What the task requires: Extract all lines that hold "你知不知道" from the records below.

Excerpted data:

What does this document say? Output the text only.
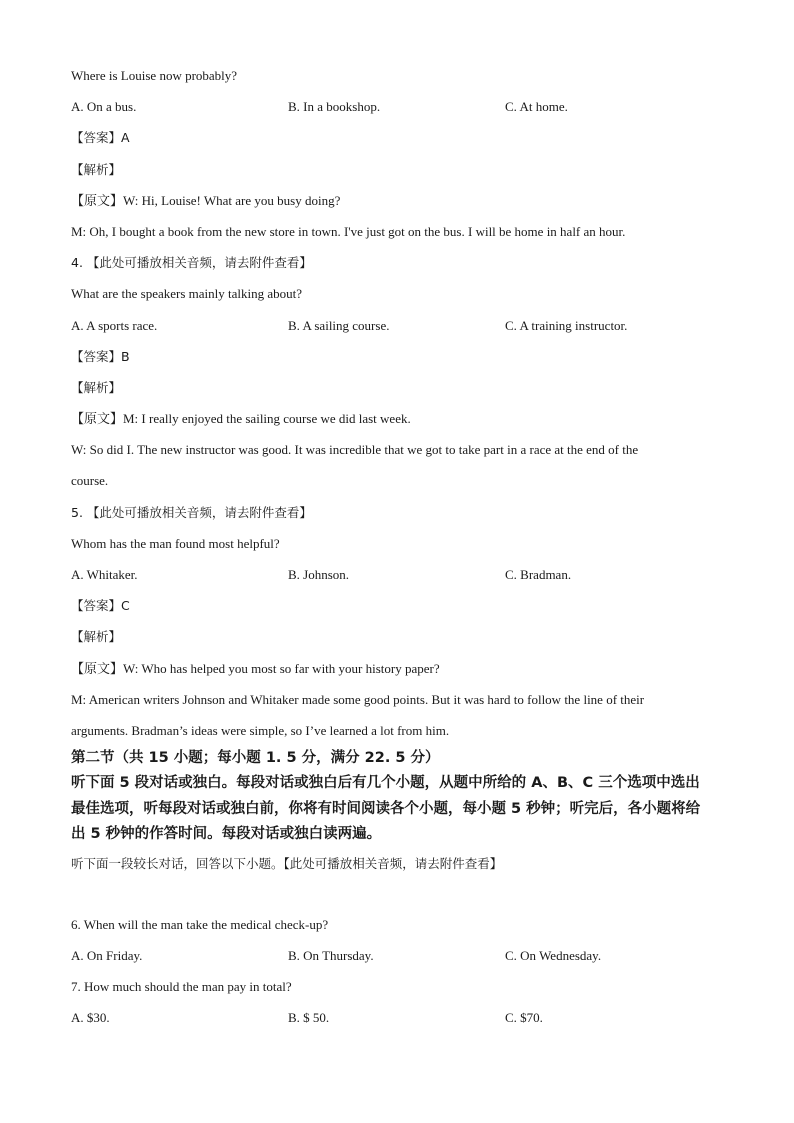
Where is Louise now probably?
A. On a bus.	B. In a bookshop.	C. At home.
【答案】A
【解析】
【原文】W: Hi, Louise! What are you busy doing?
M: Oh, I bought a book from the new store in town. I've just got on the bus. I will be home in half an hour.
4. 【此处可播放相关音频，请去附件查看】
What are the speakers mainly talking about?
A. A sports race.	B. A sailing course.	C. A training instructor.
【答案】B
【解析】
【原文】M: I really enjoyed the sailing course we did last week.
W: So did I. The new instructor was good. It was incredible that we got to take part in a race at the end of the
course.
5. 【此处可播放相关音频，请去附件查看】
Whom has the man found most helpful?
A. Whitaker.	B. Johnson.	C. Bradman.
【答案】C
【解析】
【原文】W: Who has helped you most so far with your history paper?
M: American writers Johnson and Whitaker made some good points. But it was hard to follow the line of their
arguments. Bradman’s ideas were simple, so I’ve learned a lot from him.
第二节（共 15 小题；每小题 1. 5 分，满分 22. 5 分）
听下面 5 段对话或独白。每段对话或独白后有几个小题，从题中所给的 A、B、C 三个选项中选出最佳选项，听每段对话或独白前，你将有时间阅读各个小题，每小题 5 秒钟；听完后，各小题将给出 5 秒钟的作答时间。每段对话或独白读两遍。
听下面一段较长对话，回答以下小题。【此处可播放相关音频，请去附件查看】
6. When will the man take the medical check-up?
A. On Friday.	B. On Thursday.	C. On Wednesday.
7. How much should the man pay in total?
A. $30.	B. $ 50.	C. $70.
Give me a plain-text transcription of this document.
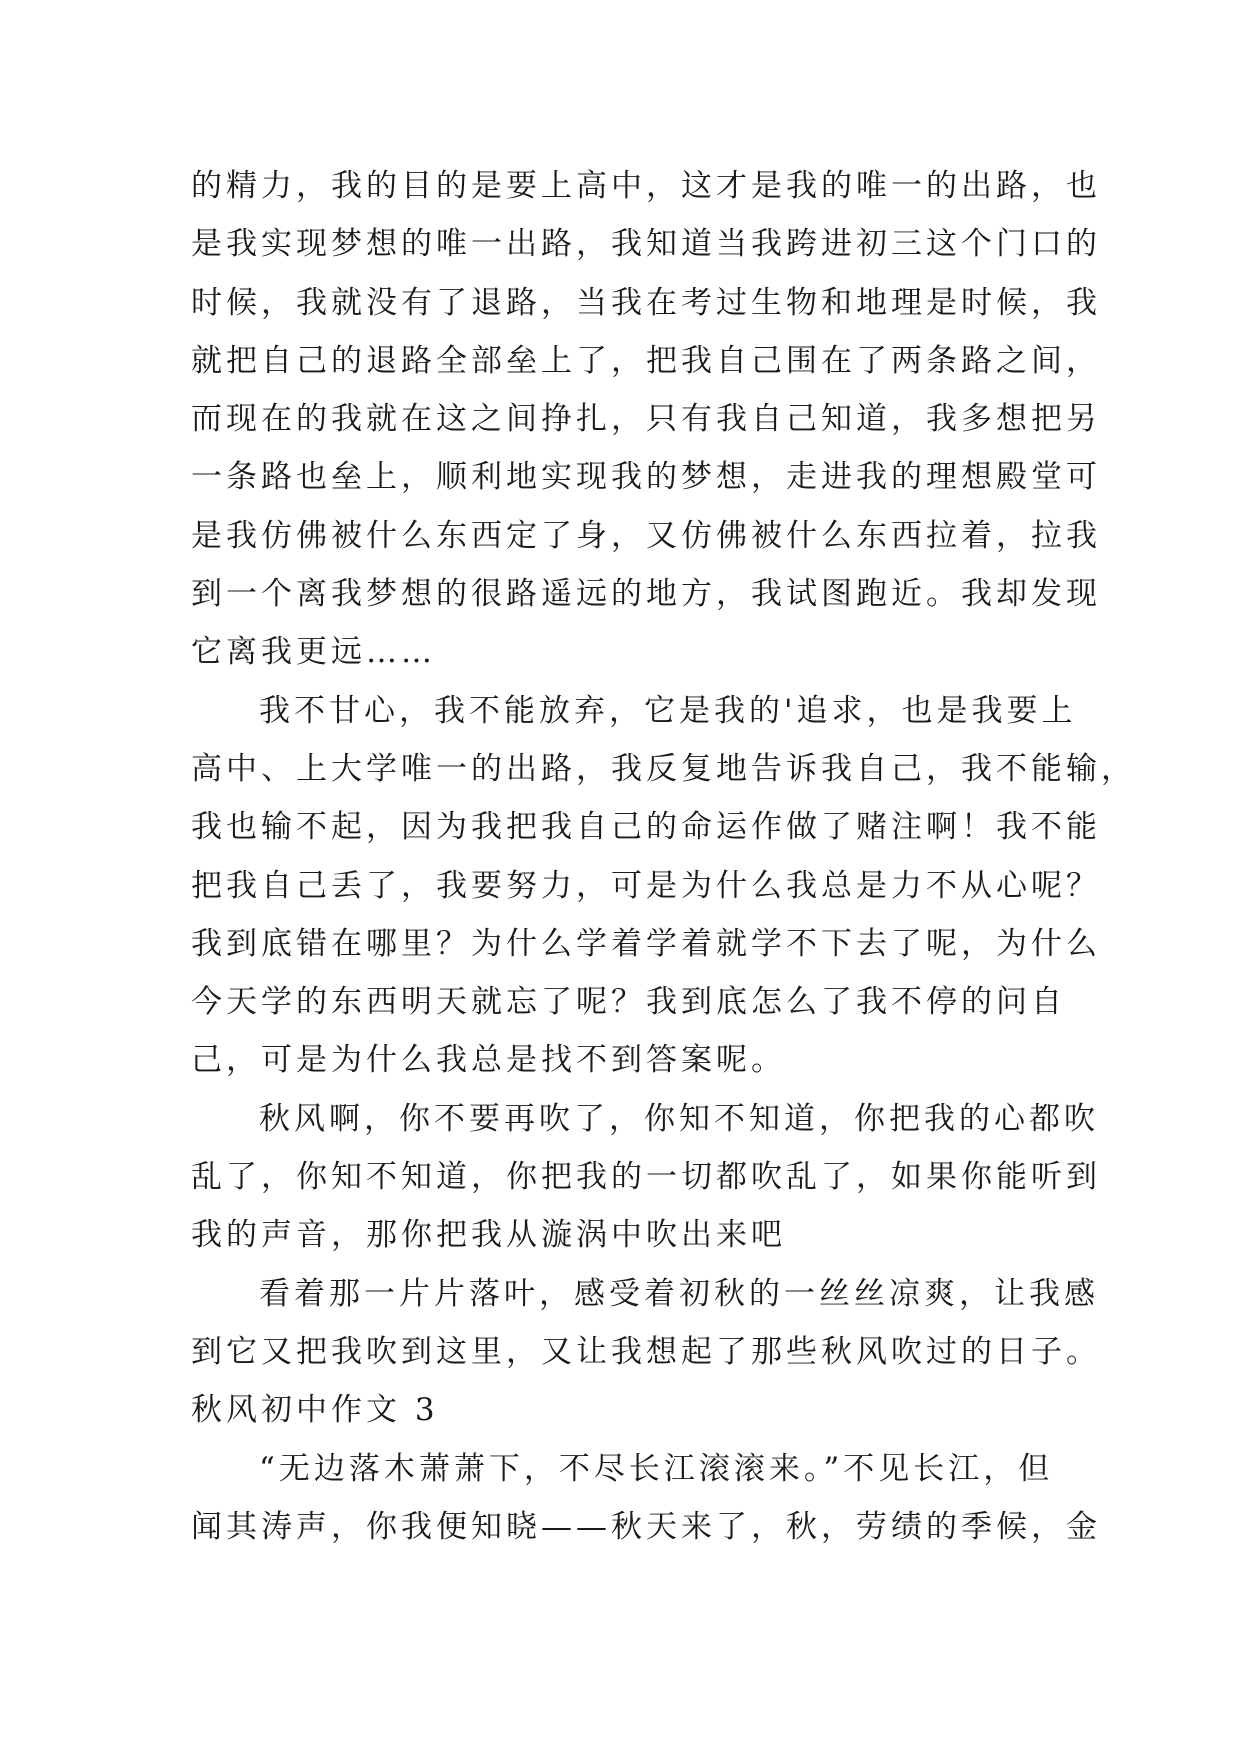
的精力，我的目的是要上高中，这才是我的唯一的出路，也
是我实现梦想的唯一出路，我知道当我跨进初三这个门口的
时候，我就没有了退路，当我在考过生物和地理是时候，我
就把自己的退路全部垒上了，把我自己围在了两条路之间，
而现在的我就在这之间挣扎，只有我自己知道，我多想把另
一条路也垒上，顺利地实现我的梦想，走进我的理想殿堂可
是我仿佛被什么东西定了身，又仿佛被什么东西拉着，拉我
到一个离我梦想的很路遥远的地方，我试图跑近。我却发现
它离我更远……
我不甘心，我不能放弃，它是我的'追求，也是我要上
高中、上大学唯一的出路，我反复地告诉我自己，我不能输，
我也输不起，因为我把我自己的命运作做了赌注啊！我不能
把我自己丢了，我要努力，可是为什么我总是力不从心呢？
我到底错在哪里？为什么学着学着就学不下去了呢，为什么
今天学的东西明天就忘了呢？我到底怎么了我不停的问自
己，可是为什么我总是找不到答案呢。
秋风啊，你不要再吹了，你知不知道，你把我的心都吹
乱了，你知不知道，你把我的一切都吹乱了，如果你能听到
我的声音，那你把我从漩涡中吹出来吧
看着那一片片落叶，感受着初秋的一丝丝凉爽，让我感
到它又把我吹到这里，又让我想起了那些秋风吹过的日子。
秋风初中作文 3
“无边落木萧萧下，不尽长江滚滚来。”不见长江，但
闻其涛声，你我便知晓——秋天来了，秋，劳绩的季候，金
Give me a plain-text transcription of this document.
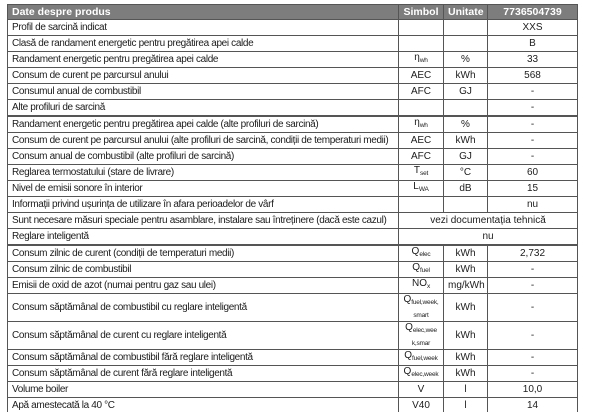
Date despre produs	Simbol	Unitate	7736504739
Profil de sarcină indicat			XXS
Clasă de randament energetic pentru pregătirea apei calde			B
Randament energetic pentru pregătirea apei calde	$\eta_{wh}$	%	33
Consum de curent pe parcursul anului	AEC	kWh	568
Consumul anual de combustibil	AFC	GJ	-
Alte profiluri de sarcină			-
Randament energetic pentru pregătirea apei calde (alte profiluri de sarcină)	$\eta_{wh}$	%	-
Consum de curent pe parcursul anului (alte profiluri de sarcină, condiții de temperaturi medii)	AEC	kWh	-
Consum anual de combustibil (alte profiluri de sarcină)	AFC	GJ	-
Reglarea termostatului (stare de livrare)	$T_{set}$	°C	60
Nivel de emisii sonore în interior	$L_{WA}$	dB	15
Informații privind ușurința de utilizare în afara perioadelor de vârf			nu
Sunt necesare măsuri speciale pentru asamblare, instalare sau întreținere (dacă este cazul)	vezi documentația tehnică		
Reglare inteligentă	nu		
Consum zilnic de curent (condiții de temperaturi medii)	$Q_{elec}$	kWh	2,732
Consum zilnic de combustibil	$Q_{fuel}$	kWh	-
Emisii de oxid de azot (numai pentru gaz sau ulei)	$NO_x$	mg/kWh	-
Consum săptămânal de combustibil cu reglare inteligentă	$Q_{fuel,week,smart}$	kWh	-
Consum săptămânal de curent cu reglare inteligentă	$Q_{elec,week,smar}$	kWh	-
Consum săptămânal de combustibil fără reglare inteligentă	$Q_{fuel,week}$	kWh	-
Consum săptămânal de curent fără reglare inteligentă	$Q_{elec,week}$	kWh	-
Volume boiler	V	l	10,0
Apă amestecată la 40 °C	V40	l	14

Answer to the exercise:
秋风啊，你不要再吹了，你知不知道，你把我的心都吹
乱了，你知不知道，你把我的一切都吹乱了，如果你能听到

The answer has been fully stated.